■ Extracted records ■
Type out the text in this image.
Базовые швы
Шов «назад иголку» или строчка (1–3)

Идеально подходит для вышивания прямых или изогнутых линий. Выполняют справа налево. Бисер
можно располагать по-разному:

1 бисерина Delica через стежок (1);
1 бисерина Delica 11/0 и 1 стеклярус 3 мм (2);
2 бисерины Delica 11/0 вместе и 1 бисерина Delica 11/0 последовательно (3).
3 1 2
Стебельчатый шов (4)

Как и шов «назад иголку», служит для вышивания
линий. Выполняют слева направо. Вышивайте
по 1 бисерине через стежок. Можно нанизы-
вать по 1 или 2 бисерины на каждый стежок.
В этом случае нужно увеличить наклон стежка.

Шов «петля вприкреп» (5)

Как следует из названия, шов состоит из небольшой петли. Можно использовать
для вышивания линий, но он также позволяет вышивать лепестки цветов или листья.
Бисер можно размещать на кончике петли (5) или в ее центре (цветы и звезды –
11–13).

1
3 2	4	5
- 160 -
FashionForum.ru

==

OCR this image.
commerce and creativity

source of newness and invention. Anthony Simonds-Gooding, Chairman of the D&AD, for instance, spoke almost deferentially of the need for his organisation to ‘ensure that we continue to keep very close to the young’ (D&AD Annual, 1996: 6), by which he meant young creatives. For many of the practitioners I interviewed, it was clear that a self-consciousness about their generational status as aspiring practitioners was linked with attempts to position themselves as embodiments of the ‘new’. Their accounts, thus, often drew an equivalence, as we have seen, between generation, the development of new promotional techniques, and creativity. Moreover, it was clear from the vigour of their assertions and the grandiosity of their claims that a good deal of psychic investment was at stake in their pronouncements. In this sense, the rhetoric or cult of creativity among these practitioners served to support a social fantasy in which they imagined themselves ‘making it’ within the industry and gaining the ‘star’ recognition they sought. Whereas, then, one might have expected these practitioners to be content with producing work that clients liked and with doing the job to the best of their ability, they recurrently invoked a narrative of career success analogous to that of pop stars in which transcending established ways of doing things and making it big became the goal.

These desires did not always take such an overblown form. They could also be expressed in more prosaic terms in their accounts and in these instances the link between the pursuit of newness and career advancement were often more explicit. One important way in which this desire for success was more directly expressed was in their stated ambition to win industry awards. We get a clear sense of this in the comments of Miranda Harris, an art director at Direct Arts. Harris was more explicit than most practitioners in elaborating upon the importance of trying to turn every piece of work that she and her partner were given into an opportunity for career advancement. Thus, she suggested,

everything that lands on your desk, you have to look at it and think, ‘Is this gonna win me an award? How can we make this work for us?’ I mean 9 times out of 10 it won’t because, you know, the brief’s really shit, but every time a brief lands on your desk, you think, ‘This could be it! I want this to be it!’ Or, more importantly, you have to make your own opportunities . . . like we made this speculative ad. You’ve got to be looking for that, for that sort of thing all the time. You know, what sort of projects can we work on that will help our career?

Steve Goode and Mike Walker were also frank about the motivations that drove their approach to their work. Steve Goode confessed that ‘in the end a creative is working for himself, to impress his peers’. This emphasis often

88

■ DESCRIPTION OF THE TASK ■
Go through the listing above and work out how many lines contain the string "петли". Reply with the number alone.

■ EXERCISE SOLUTION ■
2